What you have to do → Write out each entry again. Keep every word exactly as it is.

===

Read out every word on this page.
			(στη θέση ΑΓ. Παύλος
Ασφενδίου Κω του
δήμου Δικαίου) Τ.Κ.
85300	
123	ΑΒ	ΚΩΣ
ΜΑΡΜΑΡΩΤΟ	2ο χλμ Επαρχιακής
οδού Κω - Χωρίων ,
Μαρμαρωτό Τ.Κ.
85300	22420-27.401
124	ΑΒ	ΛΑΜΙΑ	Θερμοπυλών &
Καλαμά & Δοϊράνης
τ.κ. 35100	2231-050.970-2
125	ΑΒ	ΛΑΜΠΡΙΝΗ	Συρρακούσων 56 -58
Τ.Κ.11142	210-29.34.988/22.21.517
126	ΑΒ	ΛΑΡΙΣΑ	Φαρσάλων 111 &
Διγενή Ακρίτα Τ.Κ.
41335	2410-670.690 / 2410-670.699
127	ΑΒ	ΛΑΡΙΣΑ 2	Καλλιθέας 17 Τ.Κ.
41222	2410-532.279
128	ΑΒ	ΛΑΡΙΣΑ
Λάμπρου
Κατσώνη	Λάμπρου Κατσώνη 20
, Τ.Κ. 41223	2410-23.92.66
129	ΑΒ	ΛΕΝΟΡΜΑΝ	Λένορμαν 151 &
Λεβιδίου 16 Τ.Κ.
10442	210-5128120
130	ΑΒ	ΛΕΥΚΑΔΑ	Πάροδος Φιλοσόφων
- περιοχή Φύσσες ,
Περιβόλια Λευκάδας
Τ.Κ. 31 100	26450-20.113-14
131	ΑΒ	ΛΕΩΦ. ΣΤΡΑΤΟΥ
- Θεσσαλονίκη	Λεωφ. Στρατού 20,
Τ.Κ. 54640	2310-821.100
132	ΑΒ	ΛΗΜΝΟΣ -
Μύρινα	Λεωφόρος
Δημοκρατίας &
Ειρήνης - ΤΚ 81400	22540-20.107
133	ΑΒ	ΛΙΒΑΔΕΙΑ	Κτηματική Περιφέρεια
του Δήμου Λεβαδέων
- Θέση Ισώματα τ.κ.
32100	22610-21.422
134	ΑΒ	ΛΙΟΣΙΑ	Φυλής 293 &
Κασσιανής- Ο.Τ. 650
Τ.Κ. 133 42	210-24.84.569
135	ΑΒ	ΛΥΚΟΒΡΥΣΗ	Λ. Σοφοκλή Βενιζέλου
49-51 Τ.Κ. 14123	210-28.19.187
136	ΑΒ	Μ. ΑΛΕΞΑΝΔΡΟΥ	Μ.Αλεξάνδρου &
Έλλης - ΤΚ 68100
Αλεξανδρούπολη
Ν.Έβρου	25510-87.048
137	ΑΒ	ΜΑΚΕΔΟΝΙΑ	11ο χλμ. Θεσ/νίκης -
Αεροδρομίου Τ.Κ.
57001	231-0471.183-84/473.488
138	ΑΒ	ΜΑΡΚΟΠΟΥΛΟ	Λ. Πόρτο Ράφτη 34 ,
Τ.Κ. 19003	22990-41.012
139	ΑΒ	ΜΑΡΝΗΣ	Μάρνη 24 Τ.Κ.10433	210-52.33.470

===

Problem solution →
Read out every word on this page.
			(στη θέση ΑΓ. Παύλος
Ασφενδίου Κω του
δήμου Δικαίου) Τ.Κ.
85300	
123	ΑΒ	ΚΩΣ
ΜΑΡΜΑΡΩΤΟ	2ο χλμ Επαρχιακής
οδού Κω - Χωρίων ,
Μαρμαρωτό Τ.Κ.
85300	22420-27.401
124	ΑΒ	ΛΑΜΙΑ	Θερμοπυλών &
Καλαμά & Δοϊράνης
τ.κ. 35100	2231-050.970-2
125	ΑΒ	ΛΑΜΠΡΙΝΗ	Συρρακούσων 56 -58
Τ.Κ.11142	210-29.34.988/22.21.517
126	ΑΒ	ΛΑΡΙΣΑ	Φαρσάλων 111 &
Διγενή Ακρίτα Τ.Κ.
41335	2410-670.690 / 2410-670.699
127	ΑΒ	ΛΑΡΙΣΑ 2	Καλλιθέας 17 Τ.Κ.
41222	2410-532.279
128	ΑΒ	ΛΑΡΙΣΑ
Λάμπρου
Κατσώνη	Λάμπρου Κατσώνη 20
, Τ.Κ. 41223	2410-23.92.66
129	ΑΒ	ΛΕΝΟΡΜΑΝ	Λένορμαν 151 &
Λεβιδίου 16 Τ.Κ.
10442	210-5128120
130	ΑΒ	ΛΕΥΚΑΔΑ	Πάροδος Φιλοσόφων
- περιοχή Φύσσες ,
Περιβόλια Λευκάδας
Τ.Κ. 31 100	26450-20.113-14
131	ΑΒ	ΛΕΩΦ. ΣΤΡΑΤΟΥ
- Θεσσαλονίκη	Λεωφ. Στρατού 20,
Τ.Κ. 54640	2310-821.100
132	ΑΒ	ΛΗΜΝΟΣ -
Μύρινα	Λεωφόρος
Δημοκρατίας &
Ειρήνης - ΤΚ 81400	22540-20.107
133	ΑΒ	ΛΙΒΑΔΕΙΑ	Κτηματική Περιφέρεια
του Δήμου Λεβαδέων
- Θέση Ισώματα τ.κ.
32100	22610-21.422
134	ΑΒ	ΛΙΟΣΙΑ	Φυλής 293 &
Κασσιανής- Ο.Τ. 650
Τ.Κ. 133 42	210-24.84.569
135	ΑΒ	ΛΥΚΟΒΡΥΣΗ	Λ. Σοφοκλή Βενιζέλου
49-51 Τ.Κ. 14123	210-28.19.187
136	ΑΒ	Μ. ΑΛΕΞΑΝΔΡΟΥ	Μ.Αλεξάνδρου &
Έλλης - ΤΚ 68100
Αλεξανδρούπολη
Ν.Έβρου	25510-87.048
137	ΑΒ	ΜΑΚΕΔΟΝΙΑ	11ο χλμ. Θεσ/νίκης -
Αεροδρομίου Τ.Κ.
57001	231-0471.183-84/473.488
138	ΑΒ	ΜΑΡΚΟΠΟΥΛΟ	Λ. Πόρτο Ράφτη 34 ,
Τ.Κ. 19003	22990-41.012
139	ΑΒ	ΜΑΡΝΗΣ	Μάρνη 24 Τ.Κ.10433	210-52.33.470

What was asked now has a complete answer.